-- Begin Records to use --

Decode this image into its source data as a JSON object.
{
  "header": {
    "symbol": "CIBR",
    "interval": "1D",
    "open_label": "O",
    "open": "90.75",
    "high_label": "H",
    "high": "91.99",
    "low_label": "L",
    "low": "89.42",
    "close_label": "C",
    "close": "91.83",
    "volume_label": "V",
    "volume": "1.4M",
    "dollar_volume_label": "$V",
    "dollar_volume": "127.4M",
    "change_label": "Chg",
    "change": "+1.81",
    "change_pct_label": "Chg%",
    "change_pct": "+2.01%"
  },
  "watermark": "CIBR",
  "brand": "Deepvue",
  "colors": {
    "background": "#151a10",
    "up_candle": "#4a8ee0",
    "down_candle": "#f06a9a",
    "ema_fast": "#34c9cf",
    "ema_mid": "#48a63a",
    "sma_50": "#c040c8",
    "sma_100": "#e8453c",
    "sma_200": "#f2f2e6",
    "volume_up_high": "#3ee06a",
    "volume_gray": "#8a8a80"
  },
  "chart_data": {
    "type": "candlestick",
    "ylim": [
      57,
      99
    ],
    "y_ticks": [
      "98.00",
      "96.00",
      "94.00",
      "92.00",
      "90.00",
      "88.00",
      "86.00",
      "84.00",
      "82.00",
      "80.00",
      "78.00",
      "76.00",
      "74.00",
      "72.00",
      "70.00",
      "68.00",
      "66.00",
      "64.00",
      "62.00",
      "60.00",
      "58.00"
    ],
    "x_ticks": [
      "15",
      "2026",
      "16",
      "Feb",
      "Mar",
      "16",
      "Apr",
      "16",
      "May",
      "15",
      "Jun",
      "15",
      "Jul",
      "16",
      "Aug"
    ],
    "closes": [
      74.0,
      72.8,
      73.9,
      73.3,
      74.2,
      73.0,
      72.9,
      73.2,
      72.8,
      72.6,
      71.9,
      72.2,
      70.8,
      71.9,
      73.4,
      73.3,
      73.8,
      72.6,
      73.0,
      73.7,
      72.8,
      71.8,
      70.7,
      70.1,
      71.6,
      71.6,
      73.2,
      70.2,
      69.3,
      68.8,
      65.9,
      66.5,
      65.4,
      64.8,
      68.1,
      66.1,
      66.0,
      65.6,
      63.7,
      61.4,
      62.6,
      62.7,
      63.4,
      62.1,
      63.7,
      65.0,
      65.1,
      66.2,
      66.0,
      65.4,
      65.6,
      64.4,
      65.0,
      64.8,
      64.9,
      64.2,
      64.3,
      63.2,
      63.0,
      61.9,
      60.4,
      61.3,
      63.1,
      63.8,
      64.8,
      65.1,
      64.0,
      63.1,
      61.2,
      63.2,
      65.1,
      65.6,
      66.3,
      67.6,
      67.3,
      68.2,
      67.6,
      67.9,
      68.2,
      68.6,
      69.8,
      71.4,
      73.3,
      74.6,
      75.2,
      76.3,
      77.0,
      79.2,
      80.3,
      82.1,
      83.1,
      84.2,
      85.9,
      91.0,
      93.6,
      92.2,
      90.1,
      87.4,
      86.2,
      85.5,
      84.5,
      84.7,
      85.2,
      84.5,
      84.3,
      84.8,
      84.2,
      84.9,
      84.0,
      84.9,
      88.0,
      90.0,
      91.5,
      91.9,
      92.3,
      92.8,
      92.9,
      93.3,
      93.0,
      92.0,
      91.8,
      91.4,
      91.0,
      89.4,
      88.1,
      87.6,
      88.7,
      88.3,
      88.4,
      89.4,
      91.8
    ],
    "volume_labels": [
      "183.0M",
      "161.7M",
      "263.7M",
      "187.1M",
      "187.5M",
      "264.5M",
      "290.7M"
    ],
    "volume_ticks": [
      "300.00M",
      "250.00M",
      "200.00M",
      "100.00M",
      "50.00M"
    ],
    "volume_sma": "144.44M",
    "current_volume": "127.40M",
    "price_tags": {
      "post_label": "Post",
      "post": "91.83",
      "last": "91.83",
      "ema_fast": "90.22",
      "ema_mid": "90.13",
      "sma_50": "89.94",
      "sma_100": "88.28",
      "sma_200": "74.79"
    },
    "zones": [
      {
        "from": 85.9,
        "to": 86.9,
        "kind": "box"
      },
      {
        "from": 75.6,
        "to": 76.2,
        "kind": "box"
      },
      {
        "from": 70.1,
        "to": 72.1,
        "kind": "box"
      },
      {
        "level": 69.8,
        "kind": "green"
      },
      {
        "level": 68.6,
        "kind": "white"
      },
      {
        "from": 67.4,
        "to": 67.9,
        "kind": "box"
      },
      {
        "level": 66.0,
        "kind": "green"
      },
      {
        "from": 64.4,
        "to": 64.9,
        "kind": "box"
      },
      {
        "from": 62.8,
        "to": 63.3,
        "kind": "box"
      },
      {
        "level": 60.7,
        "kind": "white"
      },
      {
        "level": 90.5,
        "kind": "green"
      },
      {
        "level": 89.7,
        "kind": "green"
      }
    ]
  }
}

-- End Records to use --

- **Directions**
Everything in the listing above should be restated exactly.

- **Answer to the exercise**
Decode this image into its source data as a JSON object.
{
  "header": {
    "symbol": "CIBR",
    "interval": "1D",
    "open_label": "O",
    "open": "90.75",
    "high_label": "H",
    "high": "91.99",
    "low_label": "L",
    "low": "89.42",
    "close_label": "C",
    "close": "91.83",
    "volume_label": "V",
    "volume": "1.4M",
    "dollar_volume_label": "$V",
    "dollar_volume": "127.4M",
    "change_label": "Chg",
    "change": "+1.81",
    "change_pct_label": "Chg%",
    "change_pct": "+2.01%"
  },
  "watermark": "CIBR",
  "brand": "Deepvue",
  "colors": {
    "background": "#151a10",
    "up_candle": "#4a8ee0",
    "down_candle": "#f06a9a",
    "ema_fast": "#34c9cf",
    "ema_mid": "#48a63a",
    "sma_50": "#c040c8",
    "sma_100": "#e8453c",
    "sma_200": "#f2f2e6",
    "volume_up_high": "#3ee06a",
    "volume_gray": "#8a8a80"
  },
  "chart_data": {
    "type": "candlestick",
    "ylim": [
      57,
      99
    ],
    "y_ticks": [
      "98.00",
      "96.00",
      "94.00",
      "92.00",
      "90.00",
      "88.00",
      "86.00",
      "84.00",
      "82.00",
      "80.00",
      "78.00",
      "76.00",
      "74.00",
      "72.00",
      "70.00",
      "68.00",
      "66.00",
      "64.00",
      "62.00",
      "60.00",
      "58.00"
    ],
    "x_ticks": [
      "15",
      "2026",
      "16",
      "Feb",
      "Mar",
      "16",
      "Apr",
      "16",
      "May",
      "15",
      "Jun",
      "15",
      "Jul",
      "16",
      "Aug"
    ],
    "closes": [
      74.0,
      72.8,
      73.9,
      73.3,
      74.2,
      73.0,
      72.9,
      73.2,
      72.8,
      72.6,
      71.9,
      72.2,
      70.8,
      71.9,
      73.4,
      73.3,
      73.8,
      72.6,
      73.0,
      73.7,
      72.8,
      71.8,
      70.7,
      70.1,
      71.6,
      71.6,
      73.2,
      70.2,
      69.3,
      68.8,
      65.9,
      66.5,
      65.4,
      64.8,
      68.1,
      66.1,
      66.0,
      65.6,
      63.7,
      61.4,
      62.6,
      62.7,
      63.4,
      62.1,
      63.7,
      65.0,
      65.1,
      66.2,
      66.0,
      65.4,
      65.6,
      64.4,
      65.0,
      64.8,
      64.9,
      64.2,
      64.3,
      63.2,
      63.0,
      61.9,
      60.4,
      61.3,
      63.1,
      63.8,
      64.8,
      65.1,
      64.0,
      63.1,
      61.2,
      63.2,
      65.1,
      65.6,
      66.3,
      67.6,
      67.3,
      68.2,
      67.6,
      67.9,
      68.2,
      68.6,
      69.8,
      71.4,
      73.3,
      74.6,
      75.2,
      76.3,
      77.0,
      79.2,
      80.3,
      82.1,
      83.1,
      84.2,
      85.9,
      91.0,
      93.6,
      92.2,
      90.1,
      87.4,
      86.2,
      85.5,
      84.5,
      84.7,
      85.2,
      84.5,
      84.3,
      84.8,
      84.2,
      84.9,
      84.0,
      84.9,
      88.0,
      90.0,
      91.5,
      91.9,
      92.3,
      92.8,
      92.9,
      93.3,
      93.0,
      92.0,
      91.8,
      91.4,
      91.0,
      89.4,
      88.1,
      87.6,
      88.7,
      88.3,
      88.4,
      89.4,
      91.8
    ],
    "volume_labels": [
      "183.0M",
      "161.7M",
      "263.7M",
      "187.1M",
      "187.5M",
      "264.5M",
      "290.7M"
    ],
    "volume_ticks": [
      "300.00M",
      "250.00M",
      "200.00M",
      "100.00M",
      "50.00M"
    ],
    "volume_sma": "144.44M",
    "current_volume": "127.40M",
    "price_tags": {
      "post_label": "Post",
      "post": "91.83",
      "last": "91.83",
      "ema_fast": "90.22",
      "ema_mid": "90.13",
      "sma_50": "89.94",
      "sma_100": "88.28",
      "sma_200": "74.79"
    },
    "zones": [
      {
        "from": 85.9,
        "to": 86.9,
        "kind": "box"
      },
      {
        "from": 75.6,
        "to": 76.2,
        "kind": "box"
      },
      {
        "from": 70.1,
        "to": 72.1,
        "kind": "box"
      },
      {
        "level": 69.8,
        "kind": "green"
      },
      {
        "level": 68.6,
        "kind": "white"
      },
      {
        "from": 67.4,
        "to": 67.9,
        "kind": "box"
      },
      {
        "level": 66.0,
        "kind": "green"
      },
      {
        "from": 64.4,
        "to": 64.9,
        "kind": "box"
      },
      {
        "from": 62.8,
        "to": 63.3,
        "kind": "box"
      },
      {
        "level": 60.7,
        "kind": "white"
      },
      {
        "level": 90.5,
        "kind": "green"
      },
      {
        "level": 89.7,
        "kind": "green"
      }
    ]
  }
}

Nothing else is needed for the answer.